--- START ---

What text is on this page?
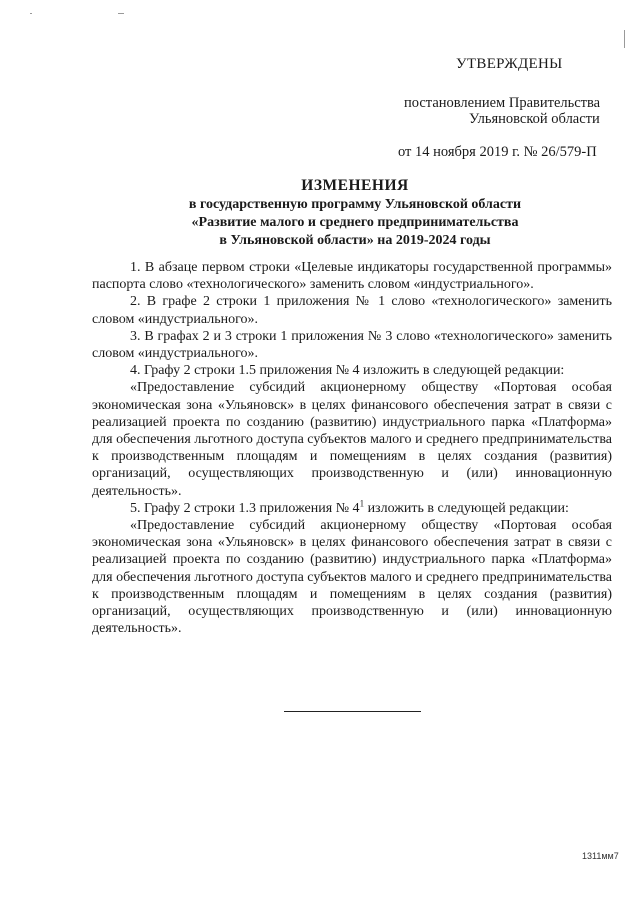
УТВЕРЖДЕНЫ
постановлением Правительства
Ульяновской области
от 14 ноября 2019 г. № 26/579-П
ИЗМЕНЕНИЯ
в государственную программу Ульяновской области
«Развитие малого и среднего предпринимательства
в Ульяновской области» на 2019-2024 годы

1. В абзаце первом строки «Целевые индикаторы государственной программы» паспорта слово «технологического» заменить словом «индустриального».

2. В графе 2 строки 1 приложения № 1 слово «технологического» заменить словом «индустриального».

3. В графах 2 и 3 строки 1 приложения № 3 слово «технологического» заменить словом «индустриального».

4. Графу 2 строки 1.5 приложения № 4 изложить в следующей редакции:

«Предоставление субсидий акционерному обществу «Портовая особая экономическая зона «Ульяновск» в целях финансового обеспечения затрат в связи с реализацией проекта по созданию (развитию) индустриального парка «Платформа» для обеспечения льготного доступа субъектов малого и среднего предпринимательства к производственным площадям и помещениям в целях создания (развития) организаций, осуществляющих производственную и (или) инновационную деятельность».

5. Графу 2 строки 1.3 приложения № $4^1$ изложить в следующей редакции:

«Предоставление субсидий акционерному обществу «Портовая особая экономическая зона «Ульяновск» в целях финансового обеспечения затрат в связи с реализацией проекта по созданию (развитию) индустриального парка «Платформа» для обеспечения льготного доступа субъектов малого и среднего предпринимательства к производственным площадям и помещениям в целях создания (развития) организаций, осуществляющих производственную и (или) инновационную деятельность».

1311мм7
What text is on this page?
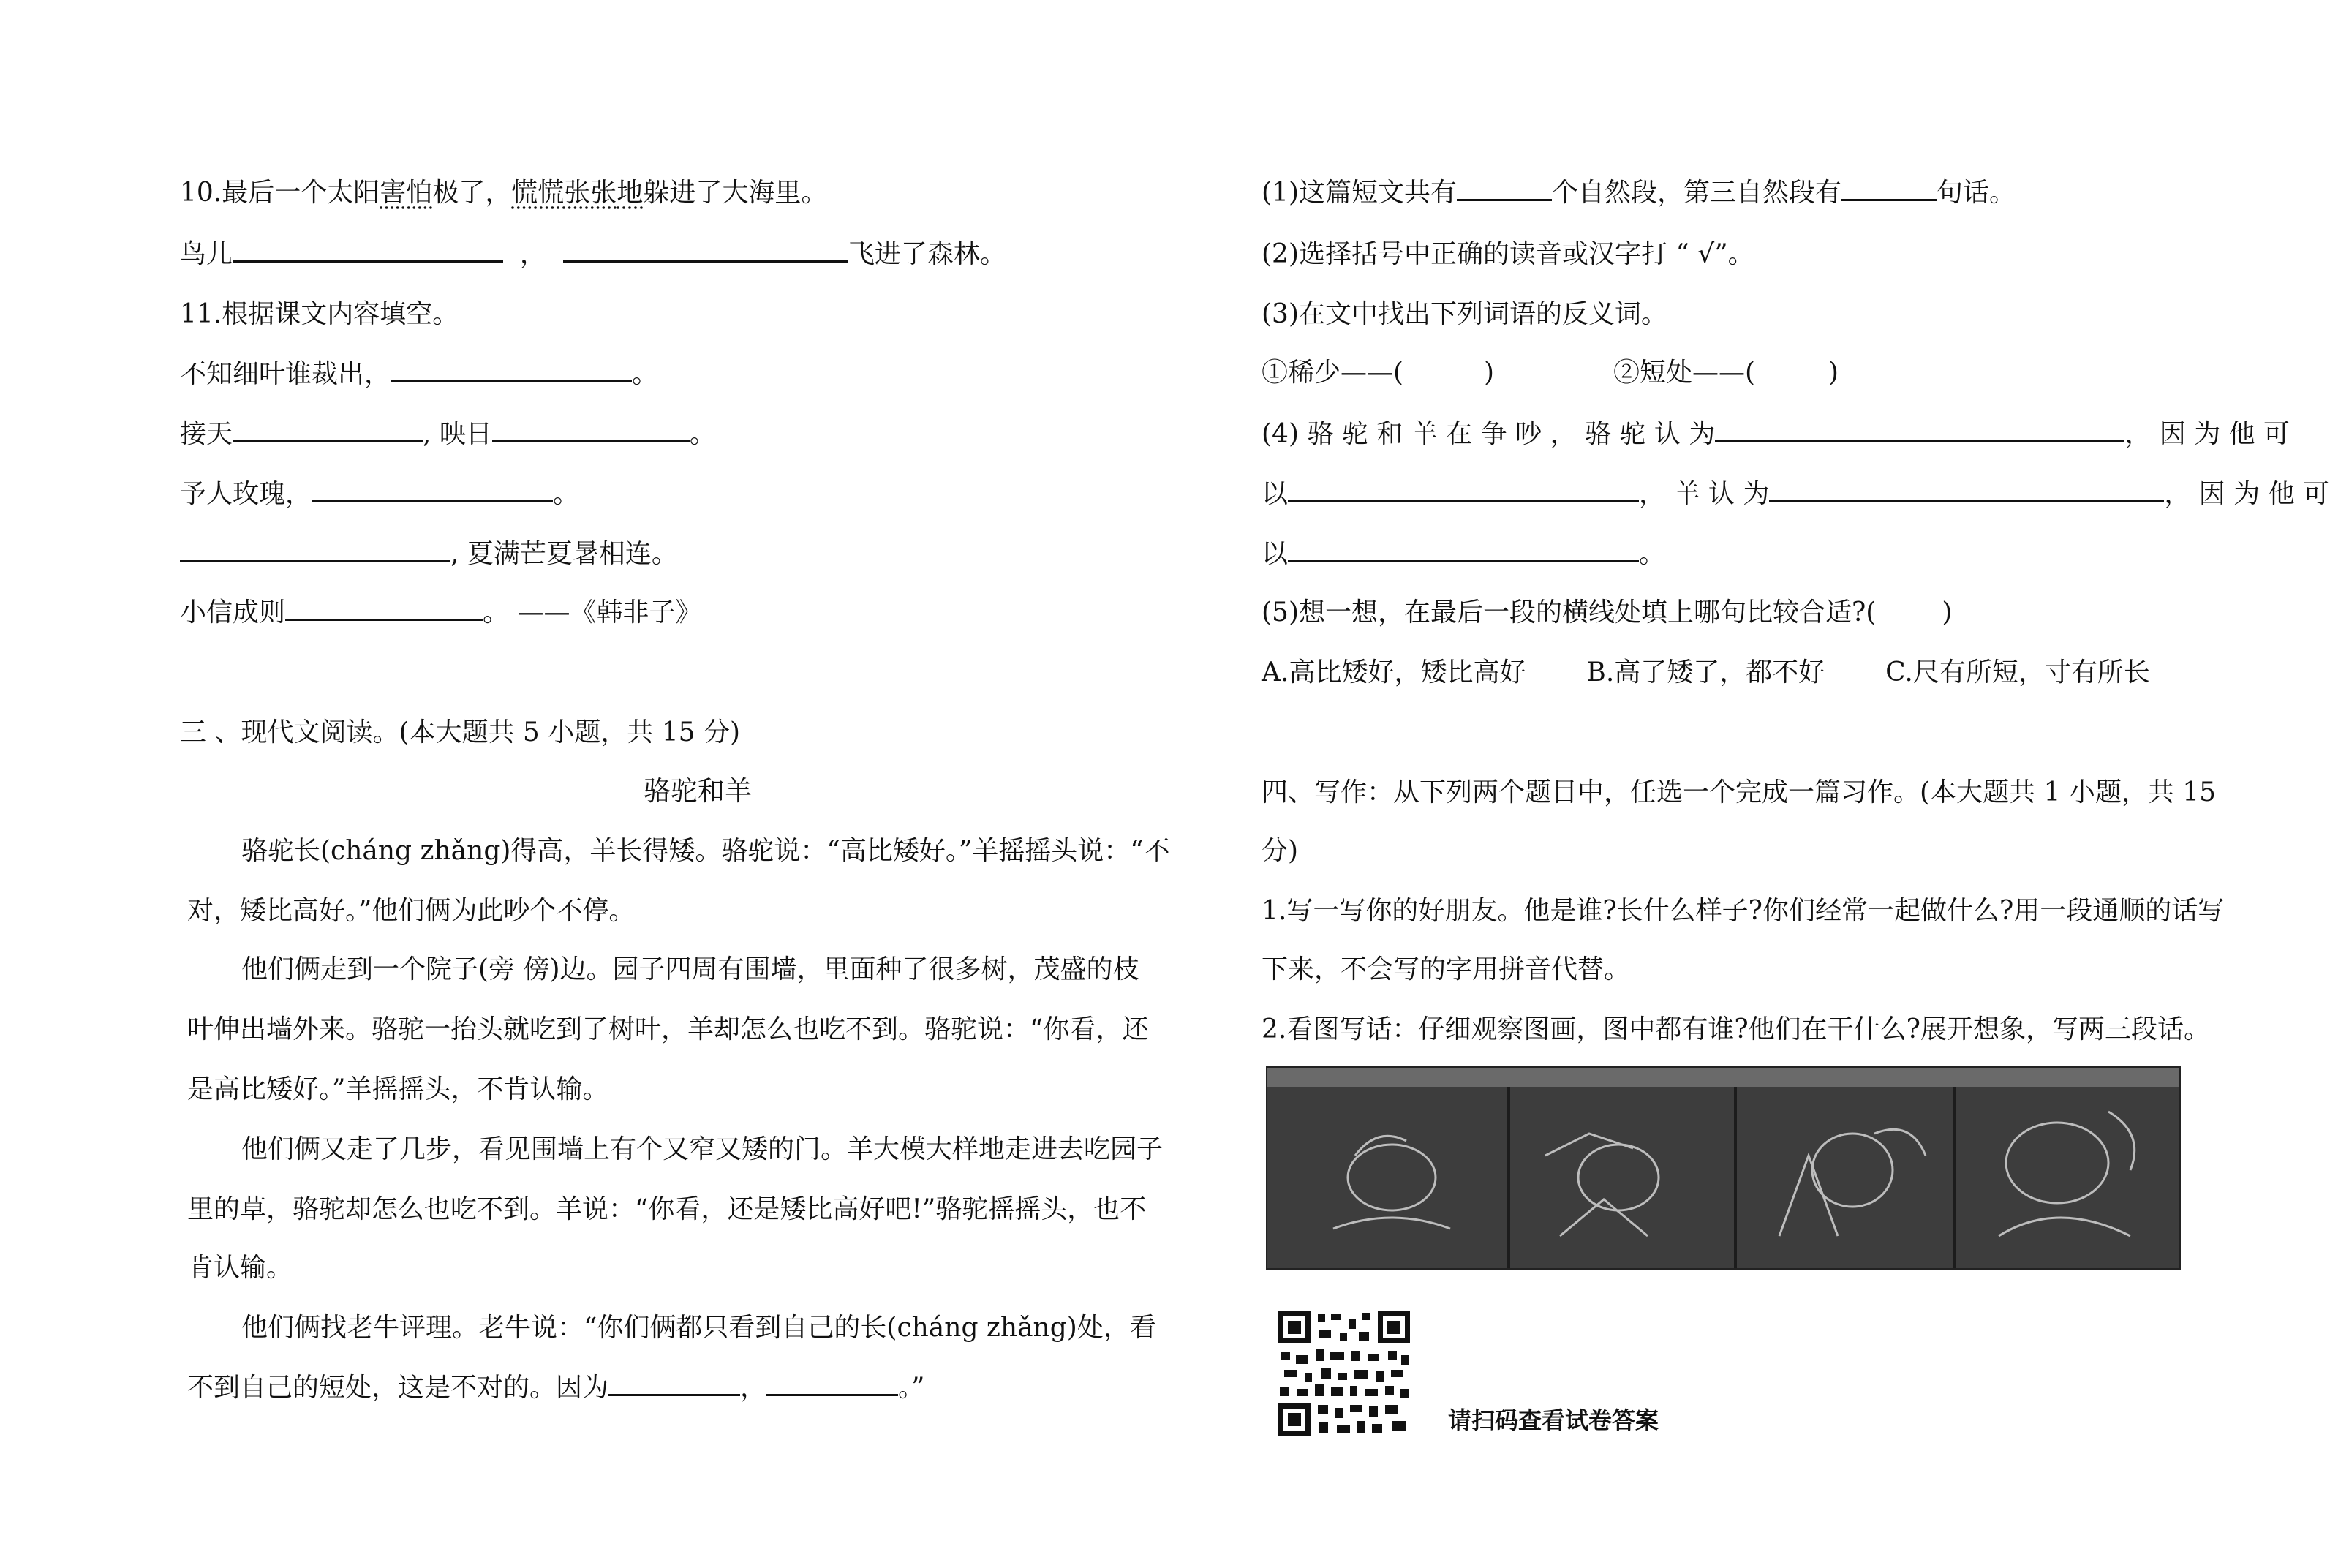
10.最后一个太阳害怕极了，慌慌张张地躲进了大海里。
鸟儿	，	飞进了森林。
11.根据课文内容填空。
不知细叶谁裁出，	。
接天	, 映日	。
予人玫瑰，	。
, 夏满芒夏暑相连。
小信成则	。 ——《韩非子》
三 、现代文阅读。(本大题共 5 小题，共 15 分)
骆驼和羊
骆驼长(cháng zhǎng)得高，羊长得矮。骆驼说：“高比矮好。”羊摇摇头说：“不
对，矮比高好。”他们俩为此吵个不停。
他们俩走到一个院子(旁 傍)边。园子四周有围墙，里面种了很多树，茂盛的枝
叶伸出墙外来。骆驼一抬头就吃到了树叶，羊却怎么也吃不到。骆驼说：“你看，还
是高比矮好。”羊摇摇头，不肯认输。
他们俩又走了几步，看见围墙上有个又窄又矮的门。羊大模大样地走进去吃园子
里的草，骆驼却怎么也吃不到。羊说：“你看，还是矮比高好吧!”骆驼摇摇头，也不
肯认输。
他们俩找老牛评理。老牛说：“你们俩都只看到自己的长(cháng zhǎng)处，看
不到自己的短处，这是不对的。因为	，	。”
(1)这篇短文共有	个自然段，第三自然段有	句话。
(2)选择括号中正确的读音或汉字打 “ √”。
(3)在文中找出下列词语的反义词。
①稀少——(	)	②短处——(	)
(4) 骆 驼 和 羊 在 争 吵 ， 骆 驼 认 为	， 因 为 他 可
以	， 羊 认 为	， 因 为 他 可
以	。
(5)想一想，在最后一段的横线处填上哪句比较合适?(	)
A.高比矮好，矮比高好 B.高了矮了，都不好 C.尺有所短，寸有所长
四、写作：从下列两个题目中，任选一个完成一篇习作。(本大题共 1 小题，共 15
分)
1.写一写你的好朋友。他是谁?长什么样子?你们经常一起做什么?用一段通顺的话写
下来，不会写的字用拼音代替。
2.看图写话：仔细观察图画，图中都有谁?他们在干什么?展开想象，写两三段话。
请扫码查看试卷答案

--- END ---

Output the data above without changes, apart from leaving out the pictures.

Task answer:
What text is on this page?
УТВЕРЖДЕНЫ
постановлением Правительства
Ульяновской области
от 14 ноября 2019 г. № 26/579-П
ИЗМЕНЕНИЯ
в государственную программу Ульяновской области
«Развитие малого и среднего предпринимательства
в Ульяновской области» на 2019-2024 годы

1. В абзаце первом строки «Целевые индикаторы государственной программы» паспорта слово «технологического» заменить словом «индустриального».

2. В графе 2 строки 1 приложения № 1 слово «технологического» заменить словом «индустриального».

3. В графах 2 и 3 строки 1 приложения № 3 слово «технологического» заменить словом «индустриального».

4. Графу 2 строки 1.5 приложения № 4 изложить в следующей редакции:

«Предоставление субсидий акционерному обществу «Портовая особая экономическая зона «Ульяновск» в целях финансового обеспечения затрат в связи с реализацией проекта по созданию (развитию) индустриального парка «Платформа» для обеспечения льготного доступа субъектов малого и среднего предпринимательства к производственным площадям и помещениям в целях создания (развития) организаций, осуществляющих производственную и (или) инновационную деятельность».

5. Графу 2 строки 1.3 приложения № $4^1$ изложить в следующей редакции:

«Предоставление субсидий акционерному обществу «Портовая особая экономическая зона «Ульяновск» в целях финансового обеспечения затрат в связи с реализацией проекта по созданию (развитию) индустриального парка «Платформа» для обеспечения льготного доступа субъектов малого и среднего предпринимательства к производственным площадям и помещениям в целях создания (развития) организаций, осуществляющих производственную и (или) инновационную деятельность».

1311мм7
What text is on this page?
10.最后一个太阳害怕极了，慌慌张张地躲进了大海里。
鸟儿	，	飞进了森林。
11.根据课文内容填空。
不知细叶谁裁出，	。
接天	, 映日	。
予人玫瑰，	。
, 夏满芒夏暑相连。
小信成则	。 ——《韩非子》
三 、现代文阅读。(本大题共 5 小题，共 15 分)
骆驼和羊
骆驼长(cháng zhǎng)得高，羊长得矮。骆驼说：“高比矮好。”羊摇摇头说：“不
对，矮比高好。”他们俩为此吵个不停。
他们俩走到一个院子(旁 傍)边。园子四周有围墙，里面种了很多树，茂盛的枝
叶伸出墙外来。骆驼一抬头就吃到了树叶，羊却怎么也吃不到。骆驼说：“你看，还
是高比矮好。”羊摇摇头，不肯认输。
他们俩又走了几步，看见围墙上有个又窄又矮的门。羊大模大样地走进去吃园子
里的草，骆驼却怎么也吃不到。羊说：“你看，还是矮比高好吧!”骆驼摇摇头，也不
肯认输。
他们俩找老牛评理。老牛说：“你们俩都只看到自己的长(cháng zhǎng)处，看
不到自己的短处，这是不对的。因为	，	。”
(1)这篇短文共有	个自然段，第三自然段有	句话。
(2)选择括号中正确的读音或汉字打 “ √”。
(3)在文中找出下列词语的反义词。
①稀少——(	)	②短处——(	)
(4) 骆 驼 和 羊 在 争 吵 ， 骆 驼 认 为	， 因 为 他 可
以	， 羊 认 为	， 因 为 他 可
以	。
(5)想一想，在最后一段的横线处填上哪句比较合适?(	)
A.高比矮好，矮比高好 B.高了矮了，都不好 C.尺有所短，寸有所长
四、写作：从下列两个题目中，任选一个完成一篇习作。(本大题共 1 小题，共 15
分)
1.写一写你的好朋友。他是谁?长什么样子?你们经常一起做什么?用一段通顺的话写
下来，不会写的字用拼音代替。
2.看图写话：仔细观察图画，图中都有谁?他们在干什么?展开想象，写两三段话。
请扫码查看试卷答案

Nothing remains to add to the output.